**What the exercise asks**. All lines featuring the string "chaos" are to be listed.

--- begin ---

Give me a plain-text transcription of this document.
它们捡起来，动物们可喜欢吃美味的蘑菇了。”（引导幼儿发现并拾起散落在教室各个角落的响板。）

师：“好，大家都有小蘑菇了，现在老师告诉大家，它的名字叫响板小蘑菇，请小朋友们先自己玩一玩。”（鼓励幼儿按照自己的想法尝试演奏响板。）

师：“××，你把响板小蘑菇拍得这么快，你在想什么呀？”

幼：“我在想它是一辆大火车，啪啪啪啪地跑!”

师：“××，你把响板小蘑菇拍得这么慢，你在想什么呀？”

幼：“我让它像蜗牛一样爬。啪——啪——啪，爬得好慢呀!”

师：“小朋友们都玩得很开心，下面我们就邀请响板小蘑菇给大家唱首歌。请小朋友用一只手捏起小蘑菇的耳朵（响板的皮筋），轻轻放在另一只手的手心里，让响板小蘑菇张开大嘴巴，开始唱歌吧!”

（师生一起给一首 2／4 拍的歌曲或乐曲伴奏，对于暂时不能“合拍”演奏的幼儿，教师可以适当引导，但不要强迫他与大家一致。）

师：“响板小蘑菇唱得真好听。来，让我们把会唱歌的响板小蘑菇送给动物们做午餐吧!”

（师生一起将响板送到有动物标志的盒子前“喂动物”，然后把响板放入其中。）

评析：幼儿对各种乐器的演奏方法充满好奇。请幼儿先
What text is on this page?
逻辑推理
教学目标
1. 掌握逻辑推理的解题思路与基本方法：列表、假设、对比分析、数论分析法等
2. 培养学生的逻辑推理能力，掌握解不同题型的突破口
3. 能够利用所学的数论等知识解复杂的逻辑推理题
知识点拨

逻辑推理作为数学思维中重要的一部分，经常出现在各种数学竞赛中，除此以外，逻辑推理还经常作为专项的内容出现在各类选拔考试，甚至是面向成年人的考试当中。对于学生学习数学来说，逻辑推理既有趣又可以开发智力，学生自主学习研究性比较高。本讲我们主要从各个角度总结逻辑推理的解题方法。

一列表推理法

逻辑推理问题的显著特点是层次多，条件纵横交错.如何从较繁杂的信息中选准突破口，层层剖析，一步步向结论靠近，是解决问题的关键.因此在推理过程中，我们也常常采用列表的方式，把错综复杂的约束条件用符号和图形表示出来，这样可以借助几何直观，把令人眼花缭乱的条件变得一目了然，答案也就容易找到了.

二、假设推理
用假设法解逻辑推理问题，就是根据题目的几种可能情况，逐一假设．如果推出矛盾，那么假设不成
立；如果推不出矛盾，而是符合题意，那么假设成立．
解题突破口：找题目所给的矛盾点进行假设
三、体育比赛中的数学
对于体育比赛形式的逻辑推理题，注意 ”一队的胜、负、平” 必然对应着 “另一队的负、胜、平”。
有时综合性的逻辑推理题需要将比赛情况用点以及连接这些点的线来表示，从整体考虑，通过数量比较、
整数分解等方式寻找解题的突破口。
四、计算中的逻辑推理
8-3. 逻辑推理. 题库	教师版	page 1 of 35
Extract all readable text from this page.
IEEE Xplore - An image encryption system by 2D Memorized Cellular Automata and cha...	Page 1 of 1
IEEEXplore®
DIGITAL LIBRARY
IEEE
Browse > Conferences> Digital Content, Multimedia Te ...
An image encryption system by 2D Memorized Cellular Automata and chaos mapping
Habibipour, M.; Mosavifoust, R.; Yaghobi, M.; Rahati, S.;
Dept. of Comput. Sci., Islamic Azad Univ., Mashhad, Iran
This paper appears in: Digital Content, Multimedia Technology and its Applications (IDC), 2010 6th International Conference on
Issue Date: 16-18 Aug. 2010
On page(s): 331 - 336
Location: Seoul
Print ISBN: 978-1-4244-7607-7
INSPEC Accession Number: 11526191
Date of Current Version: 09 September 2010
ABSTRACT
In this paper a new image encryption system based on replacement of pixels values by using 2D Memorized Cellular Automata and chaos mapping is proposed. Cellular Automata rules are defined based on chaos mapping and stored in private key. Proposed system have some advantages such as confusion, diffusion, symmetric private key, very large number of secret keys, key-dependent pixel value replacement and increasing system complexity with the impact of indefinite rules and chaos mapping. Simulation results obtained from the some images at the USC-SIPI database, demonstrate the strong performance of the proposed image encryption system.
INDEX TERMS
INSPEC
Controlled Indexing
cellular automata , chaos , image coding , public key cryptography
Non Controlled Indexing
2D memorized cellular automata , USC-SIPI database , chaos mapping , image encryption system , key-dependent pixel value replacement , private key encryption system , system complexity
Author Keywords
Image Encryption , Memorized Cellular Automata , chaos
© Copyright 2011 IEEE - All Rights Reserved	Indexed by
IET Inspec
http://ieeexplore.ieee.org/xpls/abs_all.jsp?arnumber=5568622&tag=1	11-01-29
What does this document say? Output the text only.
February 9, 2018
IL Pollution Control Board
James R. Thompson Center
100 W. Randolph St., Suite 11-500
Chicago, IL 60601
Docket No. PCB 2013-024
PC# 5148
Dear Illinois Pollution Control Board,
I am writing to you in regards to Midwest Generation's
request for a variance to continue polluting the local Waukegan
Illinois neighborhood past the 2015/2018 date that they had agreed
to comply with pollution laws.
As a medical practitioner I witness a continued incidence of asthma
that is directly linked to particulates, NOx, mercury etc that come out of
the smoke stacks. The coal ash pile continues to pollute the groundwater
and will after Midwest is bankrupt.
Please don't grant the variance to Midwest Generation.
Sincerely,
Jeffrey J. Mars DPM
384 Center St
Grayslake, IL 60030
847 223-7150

--- end ---

**Result for this exercise**.
An image encryption system by 2D Memorized Cellular Automata and chaos mapping
In this paper a new image encryption system based on replacement of pixels values by using 2D Memorized Cellular Automata and chaos mapping is proposed. Cellular Automata rules are defined based on chaos mapping and stored in private key. Proposed system have some advantages such as confusion, diffusion, symmetric private key, very large number of secret keys, key-dependent pixel value replacement and increasing system complexity with the impact of indefinite rules and chaos mapping. Simulation results obtained from the some images at the USC-SIPI database, demonstrate the strong performance of the proposed image encryption system.
cellular automata , chaos , image coding , public key cryptography
2D memorized cellular automata , USC-SIPI database , chaos mapping , image encryption system , key-dependent pixel value replacement , private key encryption system , system complexity
Image Encryption , Memorized Cellular Automata , chaos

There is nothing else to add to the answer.